— START INPUT —

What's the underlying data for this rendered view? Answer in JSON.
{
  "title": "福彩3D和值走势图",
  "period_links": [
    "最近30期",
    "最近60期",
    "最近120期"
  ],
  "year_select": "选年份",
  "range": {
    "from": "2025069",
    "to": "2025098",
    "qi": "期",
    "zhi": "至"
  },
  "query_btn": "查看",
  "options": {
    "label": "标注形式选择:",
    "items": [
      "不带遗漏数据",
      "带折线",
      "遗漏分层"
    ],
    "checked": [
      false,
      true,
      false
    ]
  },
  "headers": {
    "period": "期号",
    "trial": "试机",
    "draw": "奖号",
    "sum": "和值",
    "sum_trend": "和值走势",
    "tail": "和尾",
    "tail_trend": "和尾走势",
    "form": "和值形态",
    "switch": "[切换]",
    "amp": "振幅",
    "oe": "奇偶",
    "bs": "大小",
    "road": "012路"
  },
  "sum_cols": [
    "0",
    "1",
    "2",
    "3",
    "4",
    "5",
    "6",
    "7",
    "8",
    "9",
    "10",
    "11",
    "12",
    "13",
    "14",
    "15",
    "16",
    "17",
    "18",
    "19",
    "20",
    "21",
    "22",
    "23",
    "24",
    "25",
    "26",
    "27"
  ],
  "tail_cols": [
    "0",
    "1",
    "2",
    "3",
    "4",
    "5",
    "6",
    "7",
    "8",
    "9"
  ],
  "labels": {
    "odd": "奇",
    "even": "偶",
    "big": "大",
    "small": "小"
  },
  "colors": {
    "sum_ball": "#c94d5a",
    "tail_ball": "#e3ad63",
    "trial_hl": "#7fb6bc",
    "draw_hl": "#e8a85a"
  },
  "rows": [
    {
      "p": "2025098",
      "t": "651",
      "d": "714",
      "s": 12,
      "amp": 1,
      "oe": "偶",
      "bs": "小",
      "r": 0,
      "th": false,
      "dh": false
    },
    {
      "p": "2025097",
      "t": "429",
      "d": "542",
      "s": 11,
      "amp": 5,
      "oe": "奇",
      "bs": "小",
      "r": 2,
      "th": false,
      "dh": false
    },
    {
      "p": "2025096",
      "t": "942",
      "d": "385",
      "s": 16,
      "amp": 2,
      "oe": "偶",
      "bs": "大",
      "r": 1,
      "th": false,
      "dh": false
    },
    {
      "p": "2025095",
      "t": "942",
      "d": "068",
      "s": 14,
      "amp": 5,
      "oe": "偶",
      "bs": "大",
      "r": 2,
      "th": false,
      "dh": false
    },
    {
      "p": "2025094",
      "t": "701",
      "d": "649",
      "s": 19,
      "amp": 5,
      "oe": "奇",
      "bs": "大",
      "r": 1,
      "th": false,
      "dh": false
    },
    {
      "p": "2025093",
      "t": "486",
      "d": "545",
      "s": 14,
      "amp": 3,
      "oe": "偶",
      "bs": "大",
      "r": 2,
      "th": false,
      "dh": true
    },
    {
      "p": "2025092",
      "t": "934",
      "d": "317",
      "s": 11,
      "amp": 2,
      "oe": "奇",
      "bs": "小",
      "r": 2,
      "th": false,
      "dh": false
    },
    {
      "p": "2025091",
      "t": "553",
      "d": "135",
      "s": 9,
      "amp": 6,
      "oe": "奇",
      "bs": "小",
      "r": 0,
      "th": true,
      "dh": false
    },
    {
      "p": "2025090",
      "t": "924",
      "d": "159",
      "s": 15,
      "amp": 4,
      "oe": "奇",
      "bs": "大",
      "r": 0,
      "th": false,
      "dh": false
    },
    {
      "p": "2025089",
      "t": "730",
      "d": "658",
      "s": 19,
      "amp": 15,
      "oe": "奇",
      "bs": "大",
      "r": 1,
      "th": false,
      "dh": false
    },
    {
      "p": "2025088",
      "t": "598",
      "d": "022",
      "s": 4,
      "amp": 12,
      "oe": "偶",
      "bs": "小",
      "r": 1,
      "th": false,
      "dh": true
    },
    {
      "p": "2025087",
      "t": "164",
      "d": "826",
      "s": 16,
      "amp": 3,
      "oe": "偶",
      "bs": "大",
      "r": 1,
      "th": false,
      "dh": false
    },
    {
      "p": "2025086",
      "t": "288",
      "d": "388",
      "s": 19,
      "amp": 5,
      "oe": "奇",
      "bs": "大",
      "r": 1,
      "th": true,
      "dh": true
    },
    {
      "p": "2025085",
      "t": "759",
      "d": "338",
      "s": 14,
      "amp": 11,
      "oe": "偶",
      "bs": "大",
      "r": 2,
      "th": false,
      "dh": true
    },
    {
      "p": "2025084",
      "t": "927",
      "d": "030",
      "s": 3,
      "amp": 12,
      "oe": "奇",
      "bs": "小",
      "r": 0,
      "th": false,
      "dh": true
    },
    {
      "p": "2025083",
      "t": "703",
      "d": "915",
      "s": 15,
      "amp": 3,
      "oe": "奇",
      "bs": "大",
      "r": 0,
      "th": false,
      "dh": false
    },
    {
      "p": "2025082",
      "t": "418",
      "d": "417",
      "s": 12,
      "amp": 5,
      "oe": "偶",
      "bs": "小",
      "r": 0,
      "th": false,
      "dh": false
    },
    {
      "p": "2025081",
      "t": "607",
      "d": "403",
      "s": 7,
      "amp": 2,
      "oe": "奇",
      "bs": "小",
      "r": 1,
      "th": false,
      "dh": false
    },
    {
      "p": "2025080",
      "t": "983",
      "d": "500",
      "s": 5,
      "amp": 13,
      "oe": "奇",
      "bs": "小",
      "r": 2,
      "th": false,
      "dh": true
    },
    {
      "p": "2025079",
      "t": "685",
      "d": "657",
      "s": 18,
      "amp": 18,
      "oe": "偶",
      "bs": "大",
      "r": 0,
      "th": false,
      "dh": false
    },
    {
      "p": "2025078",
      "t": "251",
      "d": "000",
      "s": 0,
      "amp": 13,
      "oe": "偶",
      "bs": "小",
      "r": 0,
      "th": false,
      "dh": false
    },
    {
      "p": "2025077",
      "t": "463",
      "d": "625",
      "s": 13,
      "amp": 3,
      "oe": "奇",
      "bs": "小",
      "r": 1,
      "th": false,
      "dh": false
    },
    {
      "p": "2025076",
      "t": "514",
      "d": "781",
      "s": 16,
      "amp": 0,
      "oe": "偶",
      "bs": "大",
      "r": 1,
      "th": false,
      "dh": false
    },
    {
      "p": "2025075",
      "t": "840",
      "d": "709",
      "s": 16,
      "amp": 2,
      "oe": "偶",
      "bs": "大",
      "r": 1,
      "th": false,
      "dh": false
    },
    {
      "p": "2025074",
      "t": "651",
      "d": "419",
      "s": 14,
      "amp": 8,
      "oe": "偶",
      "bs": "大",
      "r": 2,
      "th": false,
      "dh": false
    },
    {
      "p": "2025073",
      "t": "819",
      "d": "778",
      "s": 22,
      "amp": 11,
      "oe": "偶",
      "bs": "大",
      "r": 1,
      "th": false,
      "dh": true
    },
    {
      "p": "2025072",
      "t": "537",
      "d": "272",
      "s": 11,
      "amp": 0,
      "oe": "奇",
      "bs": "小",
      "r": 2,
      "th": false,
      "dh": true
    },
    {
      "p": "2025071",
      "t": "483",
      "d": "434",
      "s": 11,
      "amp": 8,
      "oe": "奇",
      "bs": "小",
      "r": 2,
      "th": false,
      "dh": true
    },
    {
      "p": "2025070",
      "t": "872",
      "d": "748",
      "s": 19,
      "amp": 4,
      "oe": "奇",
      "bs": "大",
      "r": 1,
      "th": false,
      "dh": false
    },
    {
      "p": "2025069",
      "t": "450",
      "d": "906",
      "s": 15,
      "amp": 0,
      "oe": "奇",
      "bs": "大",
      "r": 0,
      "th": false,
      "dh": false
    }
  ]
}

— END INPUT —

## TASK INSTRUCTIONS
Reproduce the records word for word.

## FULL OUTPUT
What's the underlying data for this rendered view? Answer in JSON.
{
  "title": "福彩3D和值走势图",
  "period_links": [
    "最近30期",
    "最近60期",
    "最近120期"
  ],
  "year_select": "选年份",
  "range": {
    "from": "2025069",
    "to": "2025098",
    "qi": "期",
    "zhi": "至"
  },
  "query_btn": "查看",
  "options": {
    "label": "标注形式选择:",
    "items": [
      "不带遗漏数据",
      "带折线",
      "遗漏分层"
    ],
    "checked": [
      false,
      true,
      false
    ]
  },
  "headers": {
    "period": "期号",
    "trial": "试机",
    "draw": "奖号",
    "sum": "和值",
    "sum_trend": "和值走势",
    "tail": "和尾",
    "tail_trend": "和尾走势",
    "form": "和值形态",
    "switch": "[切换]",
    "amp": "振幅",
    "oe": "奇偶",
    "bs": "大小",
    "road": "012路"
  },
  "sum_cols": [
    "0",
    "1",
    "2",
    "3",
    "4",
    "5",
    "6",
    "7",
    "8",
    "9",
    "10",
    "11",
    "12",
    "13",
    "14",
    "15",
    "16",
    "17",
    "18",
    "19",
    "20",
    "21",
    "22",
    "23",
    "24",
    "25",
    "26",
    "27"
  ],
  "tail_cols": [
    "0",
    "1",
    "2",
    "3",
    "4",
    "5",
    "6",
    "7",
    "8",
    "9"
  ],
  "labels": {
    "odd": "奇",
    "even": "偶",
    "big": "大",
    "small": "小"
  },
  "colors": {
    "sum_ball": "#c94d5a",
    "tail_ball": "#e3ad63",
    "trial_hl": "#7fb6bc",
    "draw_hl": "#e8a85a"
  },
  "rows": [
    {
      "p": "2025098",
      "t": "651",
      "d": "714",
      "s": 12,
      "amp": 1,
      "oe": "偶",
      "bs": "小",
      "r": 0,
      "th": false,
      "dh": false
    },
    {
      "p": "2025097",
      "t": "429",
      "d": "542",
      "s": 11,
      "amp": 5,
      "oe": "奇",
      "bs": "小",
      "r": 2,
      "th": false,
      "dh": false
    },
    {
      "p": "2025096",
      "t": "942",
      "d": "385",
      "s": 16,
      "amp": 2,
      "oe": "偶",
      "bs": "大",
      "r": 1,
      "th": false,
      "dh": false
    },
    {
      "p": "2025095",
      "t": "942",
      "d": "068",
      "s": 14,
      "amp": 5,
      "oe": "偶",
      "bs": "大",
      "r": 2,
      "th": false,
      "dh": false
    },
    {
      "p": "2025094",
      "t": "701",
      "d": "649",
      "s": 19,
      "amp": 5,
      "oe": "奇",
      "bs": "大",
      "r": 1,
      "th": false,
      "dh": false
    },
    {
      "p": "2025093",
      "t": "486",
      "d": "545",
      "s": 14,
      "amp": 3,
      "oe": "偶",
      "bs": "大",
      "r": 2,
      "th": false,
      "dh": true
    },
    {
      "p": "2025092",
      "t": "934",
      "d": "317",
      "s": 11,
      "amp": 2,
      "oe": "奇",
      "bs": "小",
      "r": 2,
      "th": false,
      "dh": false
    },
    {
      "p": "2025091",
      "t": "553",
      "d": "135",
      "s": 9,
      "amp": 6,
      "oe": "奇",
      "bs": "小",
      "r": 0,
      "th": true,
      "dh": false
    },
    {
      "p": "2025090",
      "t": "924",
      "d": "159",
      "s": 15,
      "amp": 4,
      "oe": "奇",
      "bs": "大",
      "r": 0,
      "th": false,
      "dh": false
    },
    {
      "p": "2025089",
      "t": "730",
      "d": "658",
      "s": 19,
      "amp": 15,
      "oe": "奇",
      "bs": "大",
      "r": 1,
      "th": false,
      "dh": false
    },
    {
      "p": "2025088",
      "t": "598",
      "d": "022",
      "s": 4,
      "amp": 12,
      "oe": "偶",
      "bs": "小",
      "r": 1,
      "th": false,
      "dh": true
    },
    {
      "p": "2025087",
      "t": "164",
      "d": "826",
      "s": 16,
      "amp": 3,
      "oe": "偶",
      "bs": "大",
      "r": 1,
      "th": false,
      "dh": false
    },
    {
      "p": "2025086",
      "t": "288",
      "d": "388",
      "s": 19,
      "amp": 5,
      "oe": "奇",
      "bs": "大",
      "r": 1,
      "th": true,
      "dh": true
    },
    {
      "p": "2025085",
      "t": "759",
      "d": "338",
      "s": 14,
      "amp": 11,
      "oe": "偶",
      "bs": "大",
      "r": 2,
      "th": false,
      "dh": true
    },
    {
      "p": "2025084",
      "t": "927",
      "d": "030",
      "s": 3,
      "amp": 12,
      "oe": "奇",
      "bs": "小",
      "r": 0,
      "th": false,
      "dh": true
    },
    {
      "p": "2025083",
      "t": "703",
      "d": "915",
      "s": 15,
      "amp": 3,
      "oe": "奇",
      "bs": "大",
      "r": 0,
      "th": false,
      "dh": false
    },
    {
      "p": "2025082",
      "t": "418",
      "d": "417",
      "s": 12,
      "amp": 5,
      "oe": "偶",
      "bs": "小",
      "r": 0,
      "th": false,
      "dh": false
    },
    {
      "p": "2025081",
      "t": "607",
      "d": "403",
      "s": 7,
      "amp": 2,
      "oe": "奇",
      "bs": "小",
      "r": 1,
      "th": false,
      "dh": false
    },
    {
      "p": "2025080",
      "t": "983",
      "d": "500",
      "s": 5,
      "amp": 13,
      "oe": "奇",
      "bs": "小",
      "r": 2,
      "th": false,
      "dh": true
    },
    {
      "p": "2025079",
      "t": "685",
      "d": "657",
      "s": 18,
      "amp": 18,
      "oe": "偶",
      "bs": "大",
      "r": 0,
      "th": false,
      "dh": false
    },
    {
      "p": "2025078",
      "t": "251",
      "d": "000",
      "s": 0,
      "amp": 13,
      "oe": "偶",
      "bs": "小",
      "r": 0,
      "th": false,
      "dh": false
    },
    {
      "p": "2025077",
      "t": "463",
      "d": "625",
      "s": 13,
      "amp": 3,
      "oe": "奇",
      "bs": "小",
      "r": 1,
      "th": false,
      "dh": false
    },
    {
      "p": "2025076",
      "t": "514",
      "d": "781",
      "s": 16,
      "amp": 0,
      "oe": "偶",
      "bs": "大",
      "r": 1,
      "th": false,
      "dh": false
    },
    {
      "p": "2025075",
      "t": "840",
      "d": "709",
      "s": 16,
      "amp": 2,
      "oe": "偶",
      "bs": "大",
      "r": 1,
      "th": false,
      "dh": false
    },
    {
      "p": "2025074",
      "t": "651",
      "d": "419",
      "s": 14,
      "amp": 8,
      "oe": "偶",
      "bs": "大",
      "r": 2,
      "th": false,
      "dh": false
    },
    {
      "p": "2025073",
      "t": "819",
      "d": "778",
      "s": 22,
      "amp": 11,
      "oe": "偶",
      "bs": "大",
      "r": 1,
      "th": false,
      "dh": true
    },
    {
      "p": "2025072",
      "t": "537",
      "d": "272",
      "s": 11,
      "amp": 0,
      "oe": "奇",
      "bs": "小",
      "r": 2,
      "th": false,
      "dh": true
    },
    {
      "p": "2025071",
      "t": "483",
      "d": "434",
      "s": 11,
      "amp": 8,
      "oe": "奇",
      "bs": "小",
      "r": 2,
      "th": false,
      "dh": true
    },
    {
      "p": "2025070",
      "t": "872",
      "d": "748",
      "s": 19,
      "amp": 4,
      "oe": "奇",
      "bs": "大",
      "r": 1,
      "th": false,
      "dh": false
    },
    {
      "p": "2025069",
      "t": "450",
      "d": "906",
      "s": 15,
      "amp": 0,
      "oe": "奇",
      "bs": "大",
      "r": 0,
      "th": false,
      "dh": false
    }
  ]
}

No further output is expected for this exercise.